■ Work required
Every line below that contains "Cortinarius" is to be copied.

Data excerpts
## Begin

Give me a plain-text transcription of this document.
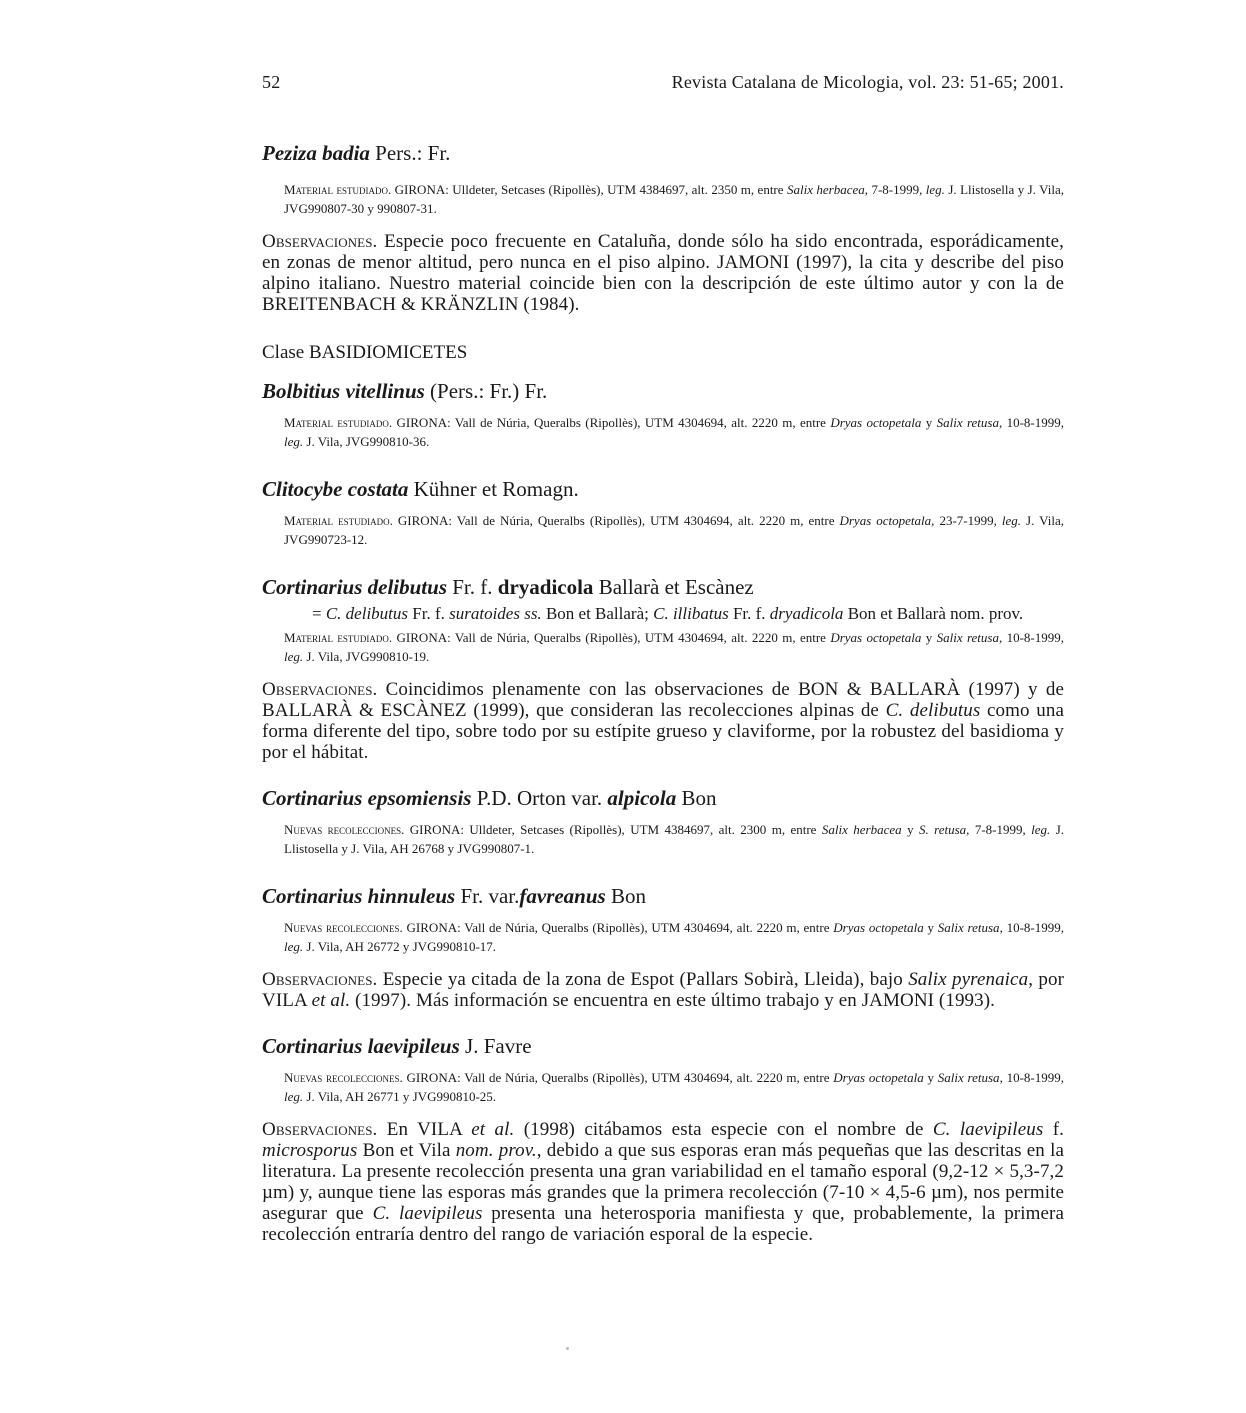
52	Revista Catalana de Micologia, vol. 23: 51-65; 2001.

Peziza badia Pers.: Fr.

Material estudiado. GIRONA: Ulldeter, Setcases (Ripollès), UTM 4384697, alt. 2350 m, entre Salix herbacea, 7-8-1999, leg. J. Llistosella y J. Vila, JVG990807-30 y 990807-31.

Observaciones. Especie poco frecuente en Cataluña, donde sólo ha sido encontrada, esporádicamente, en zonas de menor altitud, pero nunca en el piso alpino. JAMONI (1997), la cita y describe del piso alpino italiano. Nuestro material coincide bien con la descripción de este último autor y con la de BREITENBACH & KRÄNZLIN (1984).

Clase BASIDIOMICETES

Bolbitius vitellinus (Pers.: Fr.) Fr.

Material estudiado. GIRONA: Vall de Núria, Queralbs (Ripollès), UTM 4304694, alt. 2220 m, entre Dryas octopetala y Salix retusa, 10-8-1999, leg. J. Vila, JVG990810-36.

Clitocybe costata Kühner et Romagn.

Material estudiado. GIRONA: Vall de Núria, Queralbs (Ripollès), UTM 4304694, alt. 2220 m, entre Dryas octopetala, 23-7-1999, leg. J. Vila, JVG990723-12.

Cortinarius delibutus Fr. f. dryadicola Ballarà et Escànez

= C. delibutus Fr. f. suratoides ss. Bon et Ballarà; C. illibatus Fr. f. dryadicola Bon et Ballarà nom. prov.

Material estudiado. GIRONA: Vall de Núria, Queralbs (Ripollès), UTM 4304694, alt. 2220 m, entre Dryas octopetala y Salix retusa, 10-8-1999, leg. J. Vila, JVG990810-19.

Observaciones. Coincidimos plenamente con las observaciones de BON & BALLARÀ (1997) y de BALLARÀ & ESCÀNEZ (1999), que consideran las recolecciones alpinas de C. delibutus como una forma diferente del tipo, sobre todo por su estípite grueso y claviforme, por la robustez del basidioma y por el hábitat.

Cortinarius epsomiensis P.D. Orton var. alpicola Bon

Nuevas recolecciones. GIRONA: Ulldeter, Setcases (Ripollès), UTM 4384697, alt. 2300 m, entre Salix herbacea y S. retusa, 7-8-1999, leg. J. Llistosella y J. Vila, AH 26768 y JVG990807-1.

Cortinarius hinnuleus Fr. var.favreanus Bon

Nuevas recolecciones. GIRONA: Vall de Núria, Queralbs (Ripollès), UTM 4304694, alt. 2220 m, entre Dryas octopetala y Salix retusa, 10-8-1999, leg. J. Vila, AH 26772 y JVG990810-17.

Observaciones. Especie ya citada de la zona de Espot (Pallars Sobirà, Lleida), bajo Salix pyrenaica, por VILA et al. (1997). Más información se encuentra en este último trabajo y en JAMONI (1993).

Cortinarius laevipileus J. Favre

Nuevas recolecciones. GIRONA: Vall de Núria, Queralbs (Ripollès), UTM 4304694, alt. 2220 m, entre Dryas octopetala y Salix retusa, 10-8-1999, leg. J. Vila, AH 26771 y JVG990810-25.

Observaciones. En VILA et al. (1998) citábamos esta especie con el nombre de C. laevipileus f. microsporus Bon et Vila nom. prov., debido a que sus esporas eran más pequeñas que las descritas en la literatura. La presente recolección presenta una gran variabilidad en el tamaño esporal (9,2-12 × 5,3-7,2 µm) y, aunque tiene las esporas más grandes que la primera recolección (7-10 × 4,5-6 µm), nos permite asegurar que C. laevipileus presenta una heterosporia manifiesta y que, probablemente, la primera recolección entraría dentro del rango de variación esporal de la especie.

## End

■ Solution to this exercise
Cortinarius delibutus Fr. f. dryadicola Ballarà et Escànez
Cortinarius epsomiensis P.D. Orton var. alpicola Bon
Cortinarius hinnuleus Fr. var.favreanus Bon
Cortinarius laevipileus J. Favre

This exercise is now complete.